## Aim
Work out how many lines of the material below mention the word "Voice"; reply with the number only.

Dataset entries:
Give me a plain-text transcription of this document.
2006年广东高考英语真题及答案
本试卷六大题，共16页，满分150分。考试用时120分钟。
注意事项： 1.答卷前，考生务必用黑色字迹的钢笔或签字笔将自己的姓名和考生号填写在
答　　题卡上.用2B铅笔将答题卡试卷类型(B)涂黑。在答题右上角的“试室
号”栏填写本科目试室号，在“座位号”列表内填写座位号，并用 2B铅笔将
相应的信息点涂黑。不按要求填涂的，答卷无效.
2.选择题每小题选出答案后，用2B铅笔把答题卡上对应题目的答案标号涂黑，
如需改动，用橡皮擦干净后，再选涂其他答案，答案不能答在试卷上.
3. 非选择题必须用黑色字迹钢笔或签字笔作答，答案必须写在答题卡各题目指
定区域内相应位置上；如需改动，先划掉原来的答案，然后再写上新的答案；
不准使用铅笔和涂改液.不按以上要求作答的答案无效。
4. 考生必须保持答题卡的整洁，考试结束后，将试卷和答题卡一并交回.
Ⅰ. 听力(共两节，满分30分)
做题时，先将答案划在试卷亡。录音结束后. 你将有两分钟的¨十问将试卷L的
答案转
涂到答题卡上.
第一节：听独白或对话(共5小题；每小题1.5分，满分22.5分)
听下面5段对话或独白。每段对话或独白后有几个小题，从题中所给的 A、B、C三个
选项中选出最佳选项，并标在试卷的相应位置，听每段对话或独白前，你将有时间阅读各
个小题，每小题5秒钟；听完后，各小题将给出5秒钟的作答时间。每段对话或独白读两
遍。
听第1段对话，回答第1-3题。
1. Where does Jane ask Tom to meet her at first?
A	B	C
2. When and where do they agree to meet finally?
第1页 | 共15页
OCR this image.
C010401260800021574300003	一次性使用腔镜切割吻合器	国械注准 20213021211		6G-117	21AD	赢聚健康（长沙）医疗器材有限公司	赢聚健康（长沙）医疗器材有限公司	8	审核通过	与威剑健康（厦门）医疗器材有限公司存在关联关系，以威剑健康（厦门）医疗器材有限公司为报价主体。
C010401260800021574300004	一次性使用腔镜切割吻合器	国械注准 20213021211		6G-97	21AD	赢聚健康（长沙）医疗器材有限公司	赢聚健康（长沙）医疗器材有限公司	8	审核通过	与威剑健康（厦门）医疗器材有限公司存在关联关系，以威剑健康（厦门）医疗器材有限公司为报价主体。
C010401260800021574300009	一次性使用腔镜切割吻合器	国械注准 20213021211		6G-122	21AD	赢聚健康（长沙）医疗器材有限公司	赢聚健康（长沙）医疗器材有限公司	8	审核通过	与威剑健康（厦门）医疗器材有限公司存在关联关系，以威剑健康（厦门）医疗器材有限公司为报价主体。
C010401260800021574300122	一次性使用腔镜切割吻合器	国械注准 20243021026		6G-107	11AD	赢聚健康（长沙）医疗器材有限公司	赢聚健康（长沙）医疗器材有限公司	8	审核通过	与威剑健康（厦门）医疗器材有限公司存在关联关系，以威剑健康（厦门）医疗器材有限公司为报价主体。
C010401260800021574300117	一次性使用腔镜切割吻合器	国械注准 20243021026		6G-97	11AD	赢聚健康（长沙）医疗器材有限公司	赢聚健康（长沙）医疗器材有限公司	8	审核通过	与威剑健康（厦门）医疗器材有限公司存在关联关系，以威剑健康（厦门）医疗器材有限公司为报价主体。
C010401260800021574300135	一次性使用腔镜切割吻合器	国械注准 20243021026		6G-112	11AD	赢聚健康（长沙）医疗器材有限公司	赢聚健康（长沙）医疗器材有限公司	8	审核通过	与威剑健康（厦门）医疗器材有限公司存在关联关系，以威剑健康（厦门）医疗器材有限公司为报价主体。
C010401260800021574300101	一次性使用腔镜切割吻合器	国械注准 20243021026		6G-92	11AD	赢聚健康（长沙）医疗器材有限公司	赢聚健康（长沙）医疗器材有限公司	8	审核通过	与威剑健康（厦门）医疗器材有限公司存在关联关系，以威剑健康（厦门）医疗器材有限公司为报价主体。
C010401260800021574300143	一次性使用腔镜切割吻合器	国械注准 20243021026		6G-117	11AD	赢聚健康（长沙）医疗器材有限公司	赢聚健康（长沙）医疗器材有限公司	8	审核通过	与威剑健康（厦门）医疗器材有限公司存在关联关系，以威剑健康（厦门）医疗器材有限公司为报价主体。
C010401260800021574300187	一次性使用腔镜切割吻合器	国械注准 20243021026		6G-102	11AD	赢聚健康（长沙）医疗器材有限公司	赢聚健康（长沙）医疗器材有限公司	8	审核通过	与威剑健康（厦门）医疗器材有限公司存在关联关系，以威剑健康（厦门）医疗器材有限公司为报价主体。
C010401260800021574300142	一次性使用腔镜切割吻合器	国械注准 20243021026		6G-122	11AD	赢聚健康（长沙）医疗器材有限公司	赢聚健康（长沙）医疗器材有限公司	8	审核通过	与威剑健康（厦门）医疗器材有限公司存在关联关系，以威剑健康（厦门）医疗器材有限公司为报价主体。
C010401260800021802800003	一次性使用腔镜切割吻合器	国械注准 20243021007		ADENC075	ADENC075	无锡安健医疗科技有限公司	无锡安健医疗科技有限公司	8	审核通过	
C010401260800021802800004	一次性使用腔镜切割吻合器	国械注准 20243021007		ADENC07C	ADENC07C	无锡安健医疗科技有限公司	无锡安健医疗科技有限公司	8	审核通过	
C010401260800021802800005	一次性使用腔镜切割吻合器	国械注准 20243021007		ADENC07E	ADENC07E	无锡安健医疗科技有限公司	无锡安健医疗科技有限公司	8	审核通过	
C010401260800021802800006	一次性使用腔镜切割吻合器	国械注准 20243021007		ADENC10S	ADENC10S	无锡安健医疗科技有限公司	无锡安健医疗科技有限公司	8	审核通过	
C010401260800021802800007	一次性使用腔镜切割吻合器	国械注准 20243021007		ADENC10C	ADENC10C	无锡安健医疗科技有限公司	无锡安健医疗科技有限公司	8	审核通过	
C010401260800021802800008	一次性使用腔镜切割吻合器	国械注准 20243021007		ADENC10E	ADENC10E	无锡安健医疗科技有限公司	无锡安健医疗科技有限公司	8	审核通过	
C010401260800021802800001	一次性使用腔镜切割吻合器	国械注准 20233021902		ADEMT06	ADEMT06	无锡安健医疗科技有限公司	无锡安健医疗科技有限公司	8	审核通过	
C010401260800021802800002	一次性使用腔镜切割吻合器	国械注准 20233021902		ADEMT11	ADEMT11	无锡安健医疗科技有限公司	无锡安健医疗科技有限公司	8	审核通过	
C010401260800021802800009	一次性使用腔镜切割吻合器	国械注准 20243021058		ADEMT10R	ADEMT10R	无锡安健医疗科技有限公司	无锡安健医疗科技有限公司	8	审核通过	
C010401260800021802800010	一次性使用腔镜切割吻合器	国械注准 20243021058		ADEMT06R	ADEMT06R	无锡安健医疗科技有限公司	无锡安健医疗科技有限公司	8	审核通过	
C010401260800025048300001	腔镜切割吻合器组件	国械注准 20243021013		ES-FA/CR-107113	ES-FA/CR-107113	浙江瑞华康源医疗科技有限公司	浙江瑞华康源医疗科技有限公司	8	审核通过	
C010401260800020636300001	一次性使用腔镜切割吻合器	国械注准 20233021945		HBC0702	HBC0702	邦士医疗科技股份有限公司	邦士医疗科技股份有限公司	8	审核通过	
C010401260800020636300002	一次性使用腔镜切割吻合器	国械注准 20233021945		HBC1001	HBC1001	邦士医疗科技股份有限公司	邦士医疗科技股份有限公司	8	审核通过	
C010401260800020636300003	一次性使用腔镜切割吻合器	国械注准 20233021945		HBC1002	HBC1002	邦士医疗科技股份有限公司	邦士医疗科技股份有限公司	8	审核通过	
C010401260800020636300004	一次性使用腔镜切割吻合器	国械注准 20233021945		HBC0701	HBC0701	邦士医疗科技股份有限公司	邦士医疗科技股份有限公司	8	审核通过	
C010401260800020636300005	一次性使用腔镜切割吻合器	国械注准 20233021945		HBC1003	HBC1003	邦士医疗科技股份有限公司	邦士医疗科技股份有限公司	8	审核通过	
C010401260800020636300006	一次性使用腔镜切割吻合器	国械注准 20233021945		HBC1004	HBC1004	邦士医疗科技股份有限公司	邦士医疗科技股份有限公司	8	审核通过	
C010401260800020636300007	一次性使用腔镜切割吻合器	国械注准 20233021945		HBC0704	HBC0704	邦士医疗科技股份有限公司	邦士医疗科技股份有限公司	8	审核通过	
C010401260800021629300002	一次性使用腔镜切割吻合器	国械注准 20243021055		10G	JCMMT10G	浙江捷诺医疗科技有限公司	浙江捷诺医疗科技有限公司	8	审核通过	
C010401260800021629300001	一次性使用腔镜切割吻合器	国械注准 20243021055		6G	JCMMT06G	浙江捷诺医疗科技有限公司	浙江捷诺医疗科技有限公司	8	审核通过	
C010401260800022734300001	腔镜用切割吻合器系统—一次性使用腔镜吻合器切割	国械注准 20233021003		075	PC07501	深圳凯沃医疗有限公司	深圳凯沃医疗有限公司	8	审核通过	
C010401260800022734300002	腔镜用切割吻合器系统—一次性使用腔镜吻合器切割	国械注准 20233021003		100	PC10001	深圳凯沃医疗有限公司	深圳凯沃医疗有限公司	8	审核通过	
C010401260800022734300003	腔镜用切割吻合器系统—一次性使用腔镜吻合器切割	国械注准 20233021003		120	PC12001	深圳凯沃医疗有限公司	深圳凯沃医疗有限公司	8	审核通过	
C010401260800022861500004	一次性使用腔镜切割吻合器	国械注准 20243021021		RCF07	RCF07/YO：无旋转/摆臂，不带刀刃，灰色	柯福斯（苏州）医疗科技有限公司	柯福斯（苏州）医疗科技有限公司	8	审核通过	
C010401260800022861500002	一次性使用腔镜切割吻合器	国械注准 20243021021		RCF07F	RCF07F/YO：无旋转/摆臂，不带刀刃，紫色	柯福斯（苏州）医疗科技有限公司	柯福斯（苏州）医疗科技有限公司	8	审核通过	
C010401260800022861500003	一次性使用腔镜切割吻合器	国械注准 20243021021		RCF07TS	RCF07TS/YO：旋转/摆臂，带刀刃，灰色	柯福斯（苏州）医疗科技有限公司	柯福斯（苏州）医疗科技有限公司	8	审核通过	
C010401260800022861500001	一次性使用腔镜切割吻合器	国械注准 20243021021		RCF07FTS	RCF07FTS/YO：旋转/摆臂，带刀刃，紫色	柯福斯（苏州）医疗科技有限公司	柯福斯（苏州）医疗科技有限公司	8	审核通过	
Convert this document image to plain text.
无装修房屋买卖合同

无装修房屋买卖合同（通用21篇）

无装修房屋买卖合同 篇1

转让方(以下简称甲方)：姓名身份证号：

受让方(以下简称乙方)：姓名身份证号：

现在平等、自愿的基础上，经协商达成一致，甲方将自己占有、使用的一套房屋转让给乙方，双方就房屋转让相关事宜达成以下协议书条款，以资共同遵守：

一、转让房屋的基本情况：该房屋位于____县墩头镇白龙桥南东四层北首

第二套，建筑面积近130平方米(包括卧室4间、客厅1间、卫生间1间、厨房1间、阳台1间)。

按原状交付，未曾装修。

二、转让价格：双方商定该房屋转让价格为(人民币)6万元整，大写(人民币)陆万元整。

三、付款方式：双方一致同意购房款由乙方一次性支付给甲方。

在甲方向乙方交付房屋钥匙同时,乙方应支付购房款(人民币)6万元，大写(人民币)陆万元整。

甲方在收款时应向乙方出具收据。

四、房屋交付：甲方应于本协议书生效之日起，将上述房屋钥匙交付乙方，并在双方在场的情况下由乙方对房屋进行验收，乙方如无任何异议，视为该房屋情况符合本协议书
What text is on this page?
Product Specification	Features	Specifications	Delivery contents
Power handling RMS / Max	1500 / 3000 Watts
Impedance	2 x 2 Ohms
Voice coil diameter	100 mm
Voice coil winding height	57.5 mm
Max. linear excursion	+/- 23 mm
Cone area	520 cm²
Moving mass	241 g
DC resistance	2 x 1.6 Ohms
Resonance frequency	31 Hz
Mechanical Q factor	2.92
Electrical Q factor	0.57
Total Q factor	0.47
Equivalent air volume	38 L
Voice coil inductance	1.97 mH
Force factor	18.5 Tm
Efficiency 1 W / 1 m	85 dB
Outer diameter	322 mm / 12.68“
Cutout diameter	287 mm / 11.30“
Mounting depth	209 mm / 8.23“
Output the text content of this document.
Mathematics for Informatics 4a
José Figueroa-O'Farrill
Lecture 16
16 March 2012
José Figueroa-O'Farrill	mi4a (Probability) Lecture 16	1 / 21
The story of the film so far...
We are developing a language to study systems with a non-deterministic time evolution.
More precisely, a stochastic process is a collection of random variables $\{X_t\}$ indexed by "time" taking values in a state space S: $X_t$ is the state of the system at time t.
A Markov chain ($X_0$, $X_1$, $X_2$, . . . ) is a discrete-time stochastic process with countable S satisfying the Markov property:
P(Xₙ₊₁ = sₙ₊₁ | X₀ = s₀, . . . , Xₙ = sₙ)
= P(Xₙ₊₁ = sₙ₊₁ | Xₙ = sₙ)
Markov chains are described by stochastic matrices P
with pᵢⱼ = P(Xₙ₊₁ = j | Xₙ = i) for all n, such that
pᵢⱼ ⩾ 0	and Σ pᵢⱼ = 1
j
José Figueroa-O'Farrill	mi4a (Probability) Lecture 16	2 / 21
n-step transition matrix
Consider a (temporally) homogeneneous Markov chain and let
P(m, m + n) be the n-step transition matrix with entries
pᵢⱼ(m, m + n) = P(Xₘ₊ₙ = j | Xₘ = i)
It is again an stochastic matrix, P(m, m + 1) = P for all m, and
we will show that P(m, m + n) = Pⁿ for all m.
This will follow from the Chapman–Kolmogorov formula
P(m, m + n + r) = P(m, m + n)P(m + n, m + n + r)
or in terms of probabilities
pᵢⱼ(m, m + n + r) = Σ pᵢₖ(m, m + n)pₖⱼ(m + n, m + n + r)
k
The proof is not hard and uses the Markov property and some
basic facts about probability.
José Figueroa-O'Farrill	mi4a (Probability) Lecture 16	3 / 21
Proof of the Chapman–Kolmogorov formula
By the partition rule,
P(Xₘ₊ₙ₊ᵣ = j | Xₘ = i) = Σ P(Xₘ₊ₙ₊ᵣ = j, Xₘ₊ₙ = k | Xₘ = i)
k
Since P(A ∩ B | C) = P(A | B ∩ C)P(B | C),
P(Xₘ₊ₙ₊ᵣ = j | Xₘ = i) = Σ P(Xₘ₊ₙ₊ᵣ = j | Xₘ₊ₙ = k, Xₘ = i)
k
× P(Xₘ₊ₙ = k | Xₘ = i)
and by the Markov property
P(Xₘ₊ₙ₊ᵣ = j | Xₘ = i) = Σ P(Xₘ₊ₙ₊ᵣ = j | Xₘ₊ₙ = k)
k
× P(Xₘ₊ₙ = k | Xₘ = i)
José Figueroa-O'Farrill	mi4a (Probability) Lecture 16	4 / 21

## Reply
3